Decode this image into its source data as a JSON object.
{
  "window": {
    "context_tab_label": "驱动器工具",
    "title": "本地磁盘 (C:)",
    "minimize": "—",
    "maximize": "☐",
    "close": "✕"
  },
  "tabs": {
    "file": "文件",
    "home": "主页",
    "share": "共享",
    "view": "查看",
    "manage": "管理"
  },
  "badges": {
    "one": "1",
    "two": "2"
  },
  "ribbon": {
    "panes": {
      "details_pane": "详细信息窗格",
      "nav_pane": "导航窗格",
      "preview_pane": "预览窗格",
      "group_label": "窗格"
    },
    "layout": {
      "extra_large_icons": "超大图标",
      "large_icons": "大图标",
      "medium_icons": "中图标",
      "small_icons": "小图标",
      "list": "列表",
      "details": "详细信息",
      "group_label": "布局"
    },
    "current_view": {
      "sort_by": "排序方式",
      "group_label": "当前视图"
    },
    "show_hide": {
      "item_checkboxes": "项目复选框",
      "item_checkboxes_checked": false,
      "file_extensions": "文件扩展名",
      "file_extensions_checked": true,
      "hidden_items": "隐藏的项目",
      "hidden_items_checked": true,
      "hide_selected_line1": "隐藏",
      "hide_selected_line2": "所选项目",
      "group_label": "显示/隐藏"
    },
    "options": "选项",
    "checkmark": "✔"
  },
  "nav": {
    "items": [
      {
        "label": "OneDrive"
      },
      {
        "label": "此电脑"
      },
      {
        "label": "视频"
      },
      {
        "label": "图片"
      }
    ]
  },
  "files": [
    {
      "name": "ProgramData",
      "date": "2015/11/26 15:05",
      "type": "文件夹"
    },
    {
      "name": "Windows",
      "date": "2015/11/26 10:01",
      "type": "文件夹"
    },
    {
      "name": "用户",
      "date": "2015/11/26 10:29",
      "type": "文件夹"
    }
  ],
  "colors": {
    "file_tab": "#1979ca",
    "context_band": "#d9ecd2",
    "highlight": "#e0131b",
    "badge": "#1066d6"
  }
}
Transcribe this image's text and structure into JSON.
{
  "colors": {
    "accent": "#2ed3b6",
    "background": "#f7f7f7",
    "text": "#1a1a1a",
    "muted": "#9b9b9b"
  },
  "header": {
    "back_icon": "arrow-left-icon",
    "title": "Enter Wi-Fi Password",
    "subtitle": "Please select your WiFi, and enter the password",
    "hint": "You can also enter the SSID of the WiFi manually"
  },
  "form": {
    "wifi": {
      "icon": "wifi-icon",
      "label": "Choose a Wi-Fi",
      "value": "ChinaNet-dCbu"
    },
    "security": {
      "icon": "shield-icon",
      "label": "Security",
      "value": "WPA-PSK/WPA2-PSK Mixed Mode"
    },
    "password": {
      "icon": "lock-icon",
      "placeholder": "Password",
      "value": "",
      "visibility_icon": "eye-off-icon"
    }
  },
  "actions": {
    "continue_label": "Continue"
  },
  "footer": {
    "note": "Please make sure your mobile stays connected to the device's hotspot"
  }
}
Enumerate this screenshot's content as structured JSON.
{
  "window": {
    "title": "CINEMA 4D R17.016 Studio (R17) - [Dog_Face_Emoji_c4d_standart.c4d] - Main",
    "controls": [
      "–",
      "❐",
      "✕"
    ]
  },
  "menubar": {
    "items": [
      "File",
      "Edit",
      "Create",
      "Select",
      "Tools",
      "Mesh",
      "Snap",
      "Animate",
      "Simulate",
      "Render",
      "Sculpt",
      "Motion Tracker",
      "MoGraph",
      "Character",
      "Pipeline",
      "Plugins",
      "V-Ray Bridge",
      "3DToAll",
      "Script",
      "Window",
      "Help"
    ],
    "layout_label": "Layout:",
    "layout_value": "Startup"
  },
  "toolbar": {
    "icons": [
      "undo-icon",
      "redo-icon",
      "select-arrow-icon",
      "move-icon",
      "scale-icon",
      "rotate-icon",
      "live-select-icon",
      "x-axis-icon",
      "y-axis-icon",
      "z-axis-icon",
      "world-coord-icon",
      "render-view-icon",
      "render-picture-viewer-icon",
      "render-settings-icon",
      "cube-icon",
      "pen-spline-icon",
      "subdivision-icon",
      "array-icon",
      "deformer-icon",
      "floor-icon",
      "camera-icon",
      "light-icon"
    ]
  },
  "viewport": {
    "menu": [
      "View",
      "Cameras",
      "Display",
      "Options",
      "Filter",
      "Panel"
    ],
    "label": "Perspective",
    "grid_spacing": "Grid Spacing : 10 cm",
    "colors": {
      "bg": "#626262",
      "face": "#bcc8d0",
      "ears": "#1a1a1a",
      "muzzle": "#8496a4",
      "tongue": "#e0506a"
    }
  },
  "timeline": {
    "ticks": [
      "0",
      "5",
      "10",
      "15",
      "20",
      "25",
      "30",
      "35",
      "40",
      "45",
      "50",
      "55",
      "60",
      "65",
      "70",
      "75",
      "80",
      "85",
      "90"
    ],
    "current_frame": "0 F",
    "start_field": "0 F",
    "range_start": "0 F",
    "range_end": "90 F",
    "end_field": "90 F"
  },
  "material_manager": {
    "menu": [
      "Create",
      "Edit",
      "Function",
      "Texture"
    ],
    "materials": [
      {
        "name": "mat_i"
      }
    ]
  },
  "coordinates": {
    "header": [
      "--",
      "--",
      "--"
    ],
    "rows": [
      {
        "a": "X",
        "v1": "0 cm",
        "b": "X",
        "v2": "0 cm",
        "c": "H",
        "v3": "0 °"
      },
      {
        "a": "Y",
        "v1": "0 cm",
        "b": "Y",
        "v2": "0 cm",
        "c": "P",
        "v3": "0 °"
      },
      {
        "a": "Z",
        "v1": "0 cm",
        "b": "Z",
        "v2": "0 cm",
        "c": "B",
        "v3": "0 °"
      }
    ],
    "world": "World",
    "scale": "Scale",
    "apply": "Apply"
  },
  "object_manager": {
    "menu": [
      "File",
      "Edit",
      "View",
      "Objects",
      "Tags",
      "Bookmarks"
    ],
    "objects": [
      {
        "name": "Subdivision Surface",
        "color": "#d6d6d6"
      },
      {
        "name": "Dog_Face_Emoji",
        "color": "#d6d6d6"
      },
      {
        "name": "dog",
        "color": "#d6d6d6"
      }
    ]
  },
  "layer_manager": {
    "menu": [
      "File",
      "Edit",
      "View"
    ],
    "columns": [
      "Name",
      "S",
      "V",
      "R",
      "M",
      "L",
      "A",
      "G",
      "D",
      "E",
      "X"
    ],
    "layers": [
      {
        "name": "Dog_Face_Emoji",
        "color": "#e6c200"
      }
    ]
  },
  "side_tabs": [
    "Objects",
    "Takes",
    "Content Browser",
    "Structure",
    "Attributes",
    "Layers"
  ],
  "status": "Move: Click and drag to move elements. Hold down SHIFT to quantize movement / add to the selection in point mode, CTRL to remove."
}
———
> PROMPT
Return the lines above exactly, keeping every word.

> FINAL ANSWER
Decode this image into its source data as a JSON object.
{
  "window": {
    "context_tab_label": "驱动器工具",
    "title": "本地磁盘 (C:)",
    "minimize": "—",
    "maximize": "☐",
    "close": "✕"
  },
  "tabs": {
    "file": "文件",
    "home": "主页",
    "share": "共享",
    "view": "查看",
    "manage": "管理"
  },
  "badges": {
    "one": "1",
    "two": "2"
  },
  "ribbon": {
    "panes": {
      "details_pane": "详细信息窗格",
      "nav_pane": "导航窗格",
      "preview_pane": "预览窗格",
      "group_label": "窗格"
    },
    "layout": {
      "extra_large_icons": "超大图标",
      "large_icons": "大图标",
      "medium_icons": "中图标",
      "small_icons": "小图标",
      "list": "列表",
      "details": "详细信息",
      "group_label": "布局"
    },
    "current_view": {
      "sort_by": "排序方式",
      "group_label": "当前视图"
    },
    "show_hide": {
      "item_checkboxes": "项目复选框",
      "item_checkboxes_checked": false,
      "file_extensions": "文件扩展名",
      "file_extensions_checked": true,
      "hidden_items": "隐藏的项目",
      "hidden_items_checked": true,
      "hide_selected_line1": "隐藏",
      "hide_selected_line2": "所选项目",
      "group_label": "显示/隐藏"
    },
    "options": "选项",
    "checkmark": "✔"
  },
  "nav": {
    "items": [
      {
        "label": "OneDrive"
      },
      {
        "label": "此电脑"
      },
      {
        "label": "视频"
      },
      {
        "label": "图片"
      }
    ]
  },
  "files": [
    {
      "name": "ProgramData",
      "date": "2015/11/26 15:05",
      "type": "文件夹"
    },
    {
      "name": "Windows",
      "date": "2015/11/26 10:01",
      "type": "文件夹"
    },
    {
      "name": "用户",
      "date": "2015/11/26 10:29",
      "type": "文件夹"
    }
  ],
  "colors": {
    "file_tab": "#1979ca",
    "context_band": "#d9ecd2",
    "highlight": "#e0131b",
    "badge": "#1066d6"
  }
}
Transcribe this image's text and structure into JSON.
{
  "colors": {
    "accent": "#2ed3b6",
    "background": "#f7f7f7",
    "text": "#1a1a1a",
    "muted": "#9b9b9b"
  },
  "header": {
    "back_icon": "arrow-left-icon",
    "title": "Enter Wi-Fi Password",
    "subtitle": "Please select your WiFi, and enter the password",
    "hint": "You can also enter the SSID of the WiFi manually"
  },
  "form": {
    "wifi": {
      "icon": "wifi-icon",
      "label": "Choose a Wi-Fi",
      "value": "ChinaNet-dCbu"
    },
    "security": {
      "icon": "shield-icon",
      "label": "Security",
      "value": "WPA-PSK/WPA2-PSK Mixed Mode"
    },
    "password": {
      "icon": "lock-icon",
      "placeholder": "Password",
      "value": "",
      "visibility_icon": "eye-off-icon"
    }
  },
  "actions": {
    "continue_label": "Continue"
  },
  "footer": {
    "note": "Please make sure your mobile stays connected to the device's hotspot"
  }
}
Enumerate this screenshot's content as structured JSON.
{
  "window": {
    "title": "CINEMA 4D R17.016 Studio (R17) - [Dog_Face_Emoji_c4d_standart.c4d] - Main",
    "controls": [
      "–",
      "❐",
      "✕"
    ]
  },
  "menubar": {
    "items": [
      "File",
      "Edit",
      "Create",
      "Select",
      "Tools",
      "Mesh",
      "Snap",
      "Animate",
      "Simulate",
      "Render",
      "Sculpt",
      "Motion Tracker",
      "MoGraph",
      "Character",
      "Pipeline",
      "Plugins",
      "V-Ray Bridge",
      "3DToAll",
      "Script",
      "Window",
      "Help"
    ],
    "layout_label": "Layout:",
    "layout_value": "Startup"
  },
  "toolbar": {
    "icons": [
      "undo-icon",
      "redo-icon",
      "select-arrow-icon",
      "move-icon",
      "scale-icon",
      "rotate-icon",
      "live-select-icon",
      "x-axis-icon",
      "y-axis-icon",
      "z-axis-icon",
      "world-coord-icon",
      "render-view-icon",
      "render-picture-viewer-icon",
      "render-settings-icon",
      "cube-icon",
      "pen-spline-icon",
      "subdivision-icon",
      "array-icon",
      "deformer-icon",
      "floor-icon",
      "camera-icon",
      "light-icon"
    ]
  },
  "viewport": {
    "menu": [
      "View",
      "Cameras",
      "Display",
      "Options",
      "Filter",
      "Panel"
    ],
    "label": "Perspective",
    "grid_spacing": "Grid Spacing : 10 cm",
    "colors": {
      "bg": "#626262",
      "face": "#bcc8d0",
      "ears": "#1a1a1a",
      "muzzle": "#8496a4",
      "tongue": "#e0506a"
    }
  },
  "timeline": {
    "ticks": [
      "0",
      "5",
      "10",
      "15",
      "20",
      "25",
      "30",
      "35",
      "40",
      "45",
      "50",
      "55",
      "60",
      "65",
      "70",
      "75",
      "80",
      "85",
      "90"
    ],
    "current_frame": "0 F",
    "start_field": "0 F",
    "range_start": "0 F",
    "range_end": "90 F",
    "end_field": "90 F"
  },
  "material_manager": {
    "menu": [
      "Create",
      "Edit",
      "Function",
      "Texture"
    ],
    "materials": [
      {
        "name": "mat_i"
      }
    ]
  },
  "coordinates": {
    "header": [
      "--",
      "--",
      "--"
    ],
    "rows": [
      {
        "a": "X",
        "v1": "0 cm",
        "b": "X",
        "v2": "0 cm",
        "c": "H",
        "v3": "0 °"
      },
      {
        "a": "Y",
        "v1": "0 cm",
        "b": "Y",
        "v2": "0 cm",
        "c": "P",
        "v3": "0 °"
      },
      {
        "a": "Z",
        "v1": "0 cm",
        "b": "Z",
        "v2": "0 cm",
        "c": "B",
        "v3": "0 °"
      }
    ],
    "world": "World",
    "scale": "Scale",
    "apply": "Apply"
  },
  "object_manager": {
    "menu": [
      "File",
      "Edit",
      "View",
      "Objects",
      "Tags",
      "Bookmarks"
    ],
    "objects": [
      {
        "name": "Subdivision Surface",
        "color": "#d6d6d6"
      },
      {
        "name": "Dog_Face_Emoji",
        "color": "#d6d6d6"
      },
      {
        "name": "dog",
        "color": "#d6d6d6"
      }
    ]
  },
  "layer_manager": {
    "menu": [
      "File",
      "Edit",
      "View"
    ],
    "columns": [
      "Name",
      "S",
      "V",
      "R",
      "M",
      "L",
      "A",
      "G",
      "D",
      "E",
      "X"
    ],
    "layers": [
      {
        "name": "Dog_Face_Emoji",
        "color": "#e6c200"
      }
    ]
  },
  "side_tabs": [
    "Objects",
    "Takes",
    "Content Browser",
    "Structure",
    "Attributes",
    "Layers"
  ],
  "status": "Move: Click and drag to move elements. Hold down SHIFT to quantize movement / add to the selection in point mode, CTRL to remove."
}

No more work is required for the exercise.